(Beginning of RECORDS SUPPLIED)

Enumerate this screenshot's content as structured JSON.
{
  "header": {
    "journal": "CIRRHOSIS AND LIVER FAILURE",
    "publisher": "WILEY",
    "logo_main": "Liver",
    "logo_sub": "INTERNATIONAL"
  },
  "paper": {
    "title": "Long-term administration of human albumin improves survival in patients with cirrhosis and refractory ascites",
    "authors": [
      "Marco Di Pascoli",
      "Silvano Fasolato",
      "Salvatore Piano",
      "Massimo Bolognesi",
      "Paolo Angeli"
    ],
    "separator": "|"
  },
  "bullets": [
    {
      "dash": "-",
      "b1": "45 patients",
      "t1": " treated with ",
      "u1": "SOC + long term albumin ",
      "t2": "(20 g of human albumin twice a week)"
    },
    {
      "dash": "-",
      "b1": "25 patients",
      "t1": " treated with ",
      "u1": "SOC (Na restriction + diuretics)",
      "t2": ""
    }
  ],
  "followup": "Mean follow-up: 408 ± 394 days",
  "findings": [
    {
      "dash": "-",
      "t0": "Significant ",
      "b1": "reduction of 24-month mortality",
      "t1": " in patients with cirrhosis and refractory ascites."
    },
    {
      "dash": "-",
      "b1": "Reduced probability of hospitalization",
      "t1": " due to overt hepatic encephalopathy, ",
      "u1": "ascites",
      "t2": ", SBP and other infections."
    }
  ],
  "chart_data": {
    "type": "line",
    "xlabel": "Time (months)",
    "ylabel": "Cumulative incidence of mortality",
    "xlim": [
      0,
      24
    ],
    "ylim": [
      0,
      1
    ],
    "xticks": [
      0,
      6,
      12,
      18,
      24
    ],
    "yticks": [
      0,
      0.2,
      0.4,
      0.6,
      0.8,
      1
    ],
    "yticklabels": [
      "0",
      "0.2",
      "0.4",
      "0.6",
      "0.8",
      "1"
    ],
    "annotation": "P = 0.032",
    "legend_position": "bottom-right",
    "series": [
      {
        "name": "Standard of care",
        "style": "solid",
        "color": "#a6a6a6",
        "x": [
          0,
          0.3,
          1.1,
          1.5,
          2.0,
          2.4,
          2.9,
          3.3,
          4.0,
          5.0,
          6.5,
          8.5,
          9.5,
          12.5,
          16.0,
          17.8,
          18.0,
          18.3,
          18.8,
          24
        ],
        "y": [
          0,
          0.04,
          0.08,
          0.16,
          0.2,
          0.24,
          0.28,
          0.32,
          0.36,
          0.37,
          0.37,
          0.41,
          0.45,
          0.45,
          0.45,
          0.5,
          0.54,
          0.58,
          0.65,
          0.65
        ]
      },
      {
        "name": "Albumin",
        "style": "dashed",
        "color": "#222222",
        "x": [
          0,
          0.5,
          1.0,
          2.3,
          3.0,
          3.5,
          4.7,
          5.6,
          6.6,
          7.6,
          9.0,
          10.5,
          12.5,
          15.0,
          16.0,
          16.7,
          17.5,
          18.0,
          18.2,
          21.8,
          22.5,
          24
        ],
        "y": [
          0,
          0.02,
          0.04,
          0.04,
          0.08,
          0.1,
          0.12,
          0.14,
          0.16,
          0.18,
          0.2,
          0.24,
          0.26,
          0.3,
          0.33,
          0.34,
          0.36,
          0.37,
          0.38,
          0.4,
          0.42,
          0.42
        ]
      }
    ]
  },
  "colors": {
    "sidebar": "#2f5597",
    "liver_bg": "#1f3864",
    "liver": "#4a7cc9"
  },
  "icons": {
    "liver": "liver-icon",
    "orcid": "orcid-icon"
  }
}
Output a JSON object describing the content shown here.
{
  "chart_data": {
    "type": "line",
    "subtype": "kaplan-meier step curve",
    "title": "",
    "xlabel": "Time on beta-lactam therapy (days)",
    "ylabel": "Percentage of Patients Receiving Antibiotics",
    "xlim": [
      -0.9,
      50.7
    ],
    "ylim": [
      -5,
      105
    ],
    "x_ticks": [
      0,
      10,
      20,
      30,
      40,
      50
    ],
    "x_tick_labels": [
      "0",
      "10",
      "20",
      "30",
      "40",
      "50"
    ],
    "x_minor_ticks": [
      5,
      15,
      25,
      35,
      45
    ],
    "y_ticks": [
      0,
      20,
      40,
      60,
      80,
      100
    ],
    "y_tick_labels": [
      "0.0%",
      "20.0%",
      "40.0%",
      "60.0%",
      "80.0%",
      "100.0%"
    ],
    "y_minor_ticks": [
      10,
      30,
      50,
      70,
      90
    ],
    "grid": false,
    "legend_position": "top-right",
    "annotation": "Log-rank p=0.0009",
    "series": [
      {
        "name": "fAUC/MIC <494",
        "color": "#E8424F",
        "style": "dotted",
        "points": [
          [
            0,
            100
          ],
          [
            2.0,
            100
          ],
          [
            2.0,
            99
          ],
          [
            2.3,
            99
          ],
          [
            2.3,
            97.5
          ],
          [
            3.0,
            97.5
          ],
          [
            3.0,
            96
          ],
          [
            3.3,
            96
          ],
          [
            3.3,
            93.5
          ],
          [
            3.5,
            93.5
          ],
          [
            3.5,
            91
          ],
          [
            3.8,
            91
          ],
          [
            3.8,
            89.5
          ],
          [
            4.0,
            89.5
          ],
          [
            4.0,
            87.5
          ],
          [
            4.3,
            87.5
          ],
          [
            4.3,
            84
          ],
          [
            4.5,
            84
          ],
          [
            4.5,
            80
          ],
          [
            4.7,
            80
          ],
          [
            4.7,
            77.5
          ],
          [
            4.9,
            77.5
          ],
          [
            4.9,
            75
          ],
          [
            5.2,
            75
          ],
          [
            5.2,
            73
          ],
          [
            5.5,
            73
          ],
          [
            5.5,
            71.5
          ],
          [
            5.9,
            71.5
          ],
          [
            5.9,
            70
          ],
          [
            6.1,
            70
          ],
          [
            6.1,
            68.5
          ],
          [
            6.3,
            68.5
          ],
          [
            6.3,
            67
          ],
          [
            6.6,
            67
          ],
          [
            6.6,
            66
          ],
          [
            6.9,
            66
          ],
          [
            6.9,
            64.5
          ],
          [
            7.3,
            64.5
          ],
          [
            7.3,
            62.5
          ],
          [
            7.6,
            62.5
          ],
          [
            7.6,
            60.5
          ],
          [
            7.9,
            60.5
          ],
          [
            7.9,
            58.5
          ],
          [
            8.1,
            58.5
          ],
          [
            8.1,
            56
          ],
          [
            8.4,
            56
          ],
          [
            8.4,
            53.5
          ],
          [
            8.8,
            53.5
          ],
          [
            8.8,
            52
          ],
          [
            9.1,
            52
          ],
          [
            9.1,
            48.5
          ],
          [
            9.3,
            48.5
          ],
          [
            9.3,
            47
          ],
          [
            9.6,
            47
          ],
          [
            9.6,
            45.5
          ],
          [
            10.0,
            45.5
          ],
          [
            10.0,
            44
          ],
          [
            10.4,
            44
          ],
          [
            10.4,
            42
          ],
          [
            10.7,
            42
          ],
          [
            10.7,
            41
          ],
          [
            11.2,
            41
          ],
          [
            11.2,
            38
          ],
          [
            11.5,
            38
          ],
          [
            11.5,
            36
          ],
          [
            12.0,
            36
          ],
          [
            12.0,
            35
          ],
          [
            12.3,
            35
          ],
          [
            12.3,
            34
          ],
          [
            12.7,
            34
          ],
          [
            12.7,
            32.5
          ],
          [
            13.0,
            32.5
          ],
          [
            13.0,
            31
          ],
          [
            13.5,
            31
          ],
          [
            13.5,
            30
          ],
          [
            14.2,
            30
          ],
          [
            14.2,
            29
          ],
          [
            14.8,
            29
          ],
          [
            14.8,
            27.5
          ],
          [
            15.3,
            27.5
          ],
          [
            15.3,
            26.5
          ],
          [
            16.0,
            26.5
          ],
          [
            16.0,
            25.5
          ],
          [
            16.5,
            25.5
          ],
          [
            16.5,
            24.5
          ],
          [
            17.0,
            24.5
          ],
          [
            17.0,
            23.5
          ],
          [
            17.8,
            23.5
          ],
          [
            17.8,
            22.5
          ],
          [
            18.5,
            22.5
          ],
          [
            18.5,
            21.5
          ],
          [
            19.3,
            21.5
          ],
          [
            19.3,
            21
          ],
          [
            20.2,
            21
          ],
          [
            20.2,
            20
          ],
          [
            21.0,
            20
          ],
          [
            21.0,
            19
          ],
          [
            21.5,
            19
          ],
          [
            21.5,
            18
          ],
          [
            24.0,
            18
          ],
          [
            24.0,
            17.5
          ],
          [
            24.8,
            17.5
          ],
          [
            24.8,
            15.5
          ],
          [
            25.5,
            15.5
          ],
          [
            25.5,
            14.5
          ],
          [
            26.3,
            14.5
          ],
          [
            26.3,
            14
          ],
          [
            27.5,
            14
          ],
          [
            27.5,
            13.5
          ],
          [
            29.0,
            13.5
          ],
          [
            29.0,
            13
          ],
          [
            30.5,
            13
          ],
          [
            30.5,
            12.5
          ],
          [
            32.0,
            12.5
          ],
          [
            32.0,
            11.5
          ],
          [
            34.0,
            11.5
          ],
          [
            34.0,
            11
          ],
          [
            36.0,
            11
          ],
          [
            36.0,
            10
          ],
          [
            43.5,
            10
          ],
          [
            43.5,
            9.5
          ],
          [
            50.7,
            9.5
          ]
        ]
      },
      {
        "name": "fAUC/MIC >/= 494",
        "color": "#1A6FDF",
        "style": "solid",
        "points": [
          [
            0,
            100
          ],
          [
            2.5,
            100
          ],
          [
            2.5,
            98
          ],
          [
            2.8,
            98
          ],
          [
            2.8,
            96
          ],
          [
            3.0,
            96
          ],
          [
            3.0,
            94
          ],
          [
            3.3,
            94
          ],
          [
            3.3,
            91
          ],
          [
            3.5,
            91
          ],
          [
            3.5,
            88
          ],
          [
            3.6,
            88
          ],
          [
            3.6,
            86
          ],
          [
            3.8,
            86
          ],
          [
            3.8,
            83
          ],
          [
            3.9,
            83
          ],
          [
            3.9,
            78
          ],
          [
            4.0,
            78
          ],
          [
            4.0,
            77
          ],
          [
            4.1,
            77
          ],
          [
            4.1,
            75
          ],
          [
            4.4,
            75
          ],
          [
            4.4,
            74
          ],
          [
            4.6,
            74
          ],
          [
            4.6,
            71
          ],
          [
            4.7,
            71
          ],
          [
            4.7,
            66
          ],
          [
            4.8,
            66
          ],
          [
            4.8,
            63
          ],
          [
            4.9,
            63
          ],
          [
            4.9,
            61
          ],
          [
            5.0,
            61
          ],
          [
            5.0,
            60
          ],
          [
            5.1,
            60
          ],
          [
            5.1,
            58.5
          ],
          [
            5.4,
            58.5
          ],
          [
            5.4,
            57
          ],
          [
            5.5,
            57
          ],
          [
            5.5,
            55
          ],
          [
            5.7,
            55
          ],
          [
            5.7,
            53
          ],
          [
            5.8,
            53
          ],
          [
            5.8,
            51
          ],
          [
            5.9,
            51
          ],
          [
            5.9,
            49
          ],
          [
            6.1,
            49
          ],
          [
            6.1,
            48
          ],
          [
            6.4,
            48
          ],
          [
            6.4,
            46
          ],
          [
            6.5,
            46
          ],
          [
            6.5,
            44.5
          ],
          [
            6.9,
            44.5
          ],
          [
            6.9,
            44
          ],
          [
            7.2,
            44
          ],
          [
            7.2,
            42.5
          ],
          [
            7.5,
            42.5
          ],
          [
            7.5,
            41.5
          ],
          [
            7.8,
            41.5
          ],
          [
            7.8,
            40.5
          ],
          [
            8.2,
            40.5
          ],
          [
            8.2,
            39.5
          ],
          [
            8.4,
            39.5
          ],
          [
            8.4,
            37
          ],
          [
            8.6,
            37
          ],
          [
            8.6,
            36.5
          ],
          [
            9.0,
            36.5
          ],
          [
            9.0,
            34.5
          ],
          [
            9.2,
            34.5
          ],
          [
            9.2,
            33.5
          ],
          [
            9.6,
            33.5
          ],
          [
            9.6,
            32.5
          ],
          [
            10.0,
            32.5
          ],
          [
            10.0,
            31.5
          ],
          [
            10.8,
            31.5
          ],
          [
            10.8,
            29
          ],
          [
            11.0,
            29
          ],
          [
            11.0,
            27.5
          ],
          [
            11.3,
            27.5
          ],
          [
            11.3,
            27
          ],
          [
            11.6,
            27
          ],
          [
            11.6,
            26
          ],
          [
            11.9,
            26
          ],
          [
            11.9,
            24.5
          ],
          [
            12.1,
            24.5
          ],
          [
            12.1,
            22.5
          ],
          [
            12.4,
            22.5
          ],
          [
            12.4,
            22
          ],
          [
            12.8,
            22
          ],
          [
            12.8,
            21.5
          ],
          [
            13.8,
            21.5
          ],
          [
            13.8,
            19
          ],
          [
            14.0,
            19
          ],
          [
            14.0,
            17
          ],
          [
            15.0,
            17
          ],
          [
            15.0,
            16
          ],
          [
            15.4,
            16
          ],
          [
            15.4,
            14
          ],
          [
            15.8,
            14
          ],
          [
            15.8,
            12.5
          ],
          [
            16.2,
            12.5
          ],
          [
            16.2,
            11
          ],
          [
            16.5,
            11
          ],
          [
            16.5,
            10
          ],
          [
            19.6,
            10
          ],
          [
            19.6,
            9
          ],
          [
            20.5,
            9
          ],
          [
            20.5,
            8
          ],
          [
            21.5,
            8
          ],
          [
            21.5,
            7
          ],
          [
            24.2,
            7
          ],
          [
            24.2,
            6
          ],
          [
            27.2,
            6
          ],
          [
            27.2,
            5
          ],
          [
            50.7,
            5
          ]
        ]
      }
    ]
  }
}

(End of RECORDS SUPPLIED)

◆ **THE TASK**:
If a line above holds "title", count it; say how many such lines there are and nothing else.

◆ **ANSWER BOX**:
2